What needs to be done: Search the records for "name". Copy every line where it appears.
####################
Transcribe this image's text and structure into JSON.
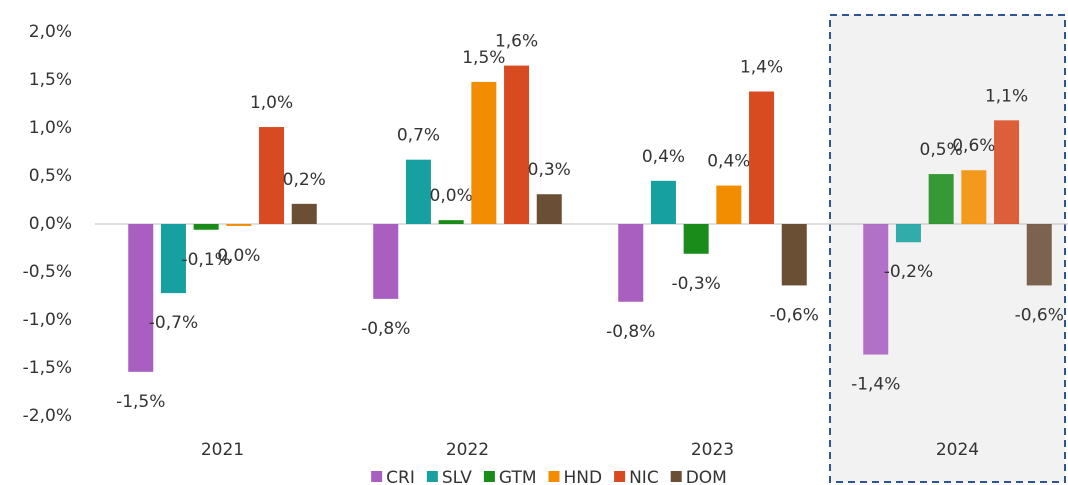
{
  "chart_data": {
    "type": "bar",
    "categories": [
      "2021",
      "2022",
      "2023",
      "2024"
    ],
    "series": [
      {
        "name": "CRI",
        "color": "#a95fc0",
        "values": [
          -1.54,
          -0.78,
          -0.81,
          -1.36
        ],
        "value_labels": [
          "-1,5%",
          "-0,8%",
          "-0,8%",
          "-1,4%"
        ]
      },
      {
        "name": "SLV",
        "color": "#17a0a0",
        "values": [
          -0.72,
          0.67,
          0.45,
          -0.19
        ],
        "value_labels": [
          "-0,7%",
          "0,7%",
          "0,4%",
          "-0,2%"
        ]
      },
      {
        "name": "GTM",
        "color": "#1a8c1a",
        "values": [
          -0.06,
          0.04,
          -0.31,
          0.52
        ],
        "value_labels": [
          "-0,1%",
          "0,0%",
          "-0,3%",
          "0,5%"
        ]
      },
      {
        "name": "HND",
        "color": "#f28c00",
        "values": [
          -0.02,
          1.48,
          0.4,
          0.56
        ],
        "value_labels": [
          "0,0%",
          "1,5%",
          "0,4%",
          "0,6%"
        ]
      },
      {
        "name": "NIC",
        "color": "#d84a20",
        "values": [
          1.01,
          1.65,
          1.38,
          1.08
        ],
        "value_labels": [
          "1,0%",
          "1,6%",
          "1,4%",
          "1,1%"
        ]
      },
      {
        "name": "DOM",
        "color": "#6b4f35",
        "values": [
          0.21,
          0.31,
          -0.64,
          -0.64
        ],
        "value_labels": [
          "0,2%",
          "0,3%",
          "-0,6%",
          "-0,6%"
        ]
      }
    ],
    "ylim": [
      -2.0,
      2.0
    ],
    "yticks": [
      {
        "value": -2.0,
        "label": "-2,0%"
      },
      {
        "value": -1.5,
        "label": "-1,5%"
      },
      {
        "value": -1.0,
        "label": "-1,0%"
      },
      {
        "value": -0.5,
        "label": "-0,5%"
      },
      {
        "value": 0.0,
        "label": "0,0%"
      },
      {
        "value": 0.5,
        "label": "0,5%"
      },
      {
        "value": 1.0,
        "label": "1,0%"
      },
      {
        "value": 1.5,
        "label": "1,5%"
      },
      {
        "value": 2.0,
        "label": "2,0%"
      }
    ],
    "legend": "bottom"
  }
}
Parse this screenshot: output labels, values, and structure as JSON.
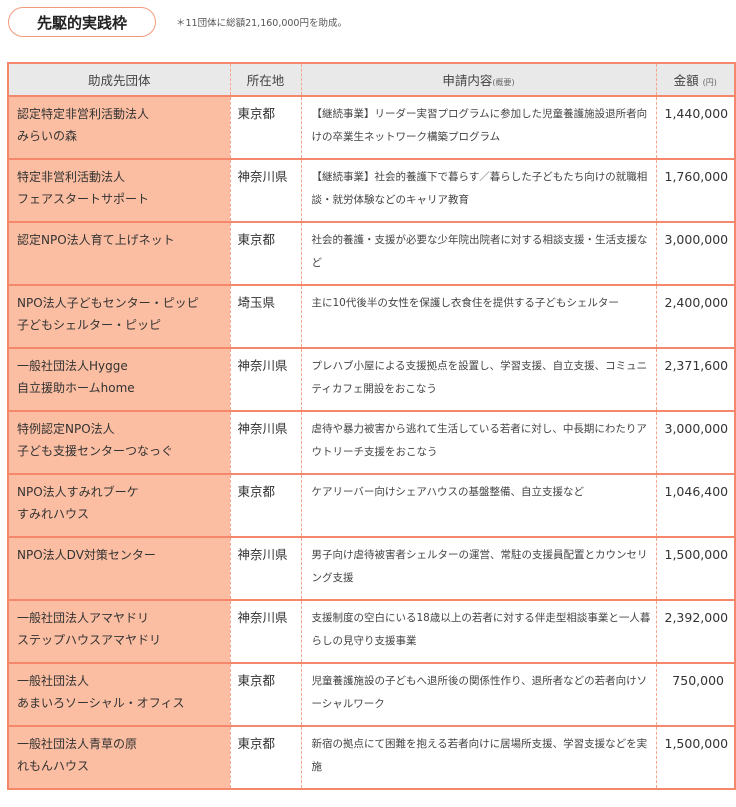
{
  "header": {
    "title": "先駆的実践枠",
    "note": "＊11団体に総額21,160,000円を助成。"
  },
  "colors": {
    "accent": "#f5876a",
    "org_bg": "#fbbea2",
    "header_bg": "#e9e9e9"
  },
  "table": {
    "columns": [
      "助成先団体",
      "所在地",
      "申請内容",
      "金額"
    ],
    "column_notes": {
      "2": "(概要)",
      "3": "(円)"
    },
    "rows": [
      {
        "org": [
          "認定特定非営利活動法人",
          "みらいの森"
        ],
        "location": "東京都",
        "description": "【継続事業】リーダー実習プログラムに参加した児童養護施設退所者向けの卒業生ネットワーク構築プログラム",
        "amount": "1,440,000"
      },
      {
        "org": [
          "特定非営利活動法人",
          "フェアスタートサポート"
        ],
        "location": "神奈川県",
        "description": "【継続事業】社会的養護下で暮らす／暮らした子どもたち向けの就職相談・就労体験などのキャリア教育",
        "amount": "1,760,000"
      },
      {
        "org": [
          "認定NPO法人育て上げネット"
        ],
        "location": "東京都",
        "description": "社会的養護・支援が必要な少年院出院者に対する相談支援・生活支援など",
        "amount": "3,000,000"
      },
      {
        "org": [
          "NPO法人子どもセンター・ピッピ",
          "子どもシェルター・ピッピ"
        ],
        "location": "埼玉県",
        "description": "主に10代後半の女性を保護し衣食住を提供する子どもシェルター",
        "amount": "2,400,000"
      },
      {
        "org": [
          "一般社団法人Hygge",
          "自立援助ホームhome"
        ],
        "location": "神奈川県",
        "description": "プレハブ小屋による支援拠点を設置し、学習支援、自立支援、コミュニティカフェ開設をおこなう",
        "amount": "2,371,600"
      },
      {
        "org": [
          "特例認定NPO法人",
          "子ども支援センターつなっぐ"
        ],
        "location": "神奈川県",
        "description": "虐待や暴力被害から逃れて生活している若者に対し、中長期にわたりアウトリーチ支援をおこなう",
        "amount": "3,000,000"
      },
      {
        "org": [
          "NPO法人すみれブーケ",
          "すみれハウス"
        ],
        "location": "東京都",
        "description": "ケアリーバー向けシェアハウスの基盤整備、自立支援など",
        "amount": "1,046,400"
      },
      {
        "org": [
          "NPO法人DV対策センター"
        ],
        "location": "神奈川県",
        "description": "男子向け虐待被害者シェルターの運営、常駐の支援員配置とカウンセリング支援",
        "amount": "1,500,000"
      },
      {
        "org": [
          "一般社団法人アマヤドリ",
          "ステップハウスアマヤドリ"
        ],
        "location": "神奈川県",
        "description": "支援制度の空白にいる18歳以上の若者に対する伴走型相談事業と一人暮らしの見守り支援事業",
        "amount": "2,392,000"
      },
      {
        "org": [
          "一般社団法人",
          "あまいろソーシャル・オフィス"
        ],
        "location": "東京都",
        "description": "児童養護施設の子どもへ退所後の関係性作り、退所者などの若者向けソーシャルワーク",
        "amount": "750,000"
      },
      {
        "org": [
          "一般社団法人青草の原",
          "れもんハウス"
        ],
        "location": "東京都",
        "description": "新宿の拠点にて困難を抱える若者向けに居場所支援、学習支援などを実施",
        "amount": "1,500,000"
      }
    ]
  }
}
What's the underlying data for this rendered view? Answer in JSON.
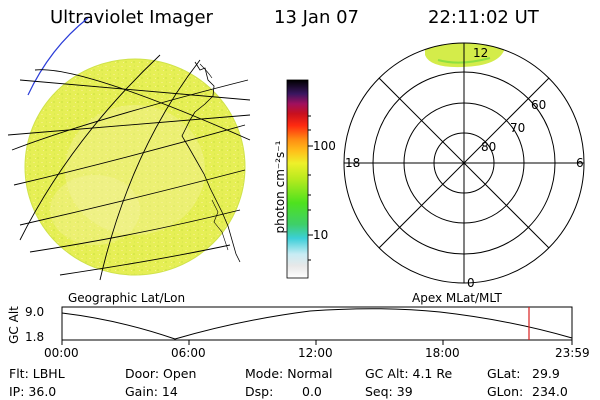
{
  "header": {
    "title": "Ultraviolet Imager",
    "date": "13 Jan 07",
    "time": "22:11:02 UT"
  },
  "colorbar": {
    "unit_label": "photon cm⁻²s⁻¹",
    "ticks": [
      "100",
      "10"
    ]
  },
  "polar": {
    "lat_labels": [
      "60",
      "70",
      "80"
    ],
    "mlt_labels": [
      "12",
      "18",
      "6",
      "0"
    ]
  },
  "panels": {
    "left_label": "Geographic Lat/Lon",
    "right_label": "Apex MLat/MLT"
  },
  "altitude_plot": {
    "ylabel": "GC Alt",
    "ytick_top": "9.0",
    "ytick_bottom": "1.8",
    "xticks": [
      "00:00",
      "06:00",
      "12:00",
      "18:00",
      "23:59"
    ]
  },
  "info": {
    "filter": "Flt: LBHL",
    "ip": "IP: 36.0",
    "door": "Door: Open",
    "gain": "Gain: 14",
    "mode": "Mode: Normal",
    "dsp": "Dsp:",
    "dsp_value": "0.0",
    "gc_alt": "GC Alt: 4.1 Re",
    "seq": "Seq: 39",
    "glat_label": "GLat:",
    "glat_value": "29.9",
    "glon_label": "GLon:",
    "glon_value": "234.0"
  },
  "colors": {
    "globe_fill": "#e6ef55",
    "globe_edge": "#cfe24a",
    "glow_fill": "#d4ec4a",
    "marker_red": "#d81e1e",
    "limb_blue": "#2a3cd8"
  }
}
####################
Correct output:
        "name": "CRI",
        "name": "SLV",
        "name": "GTM",
        "name": "HND",
        "name": "NIC",
        "name": "DOM",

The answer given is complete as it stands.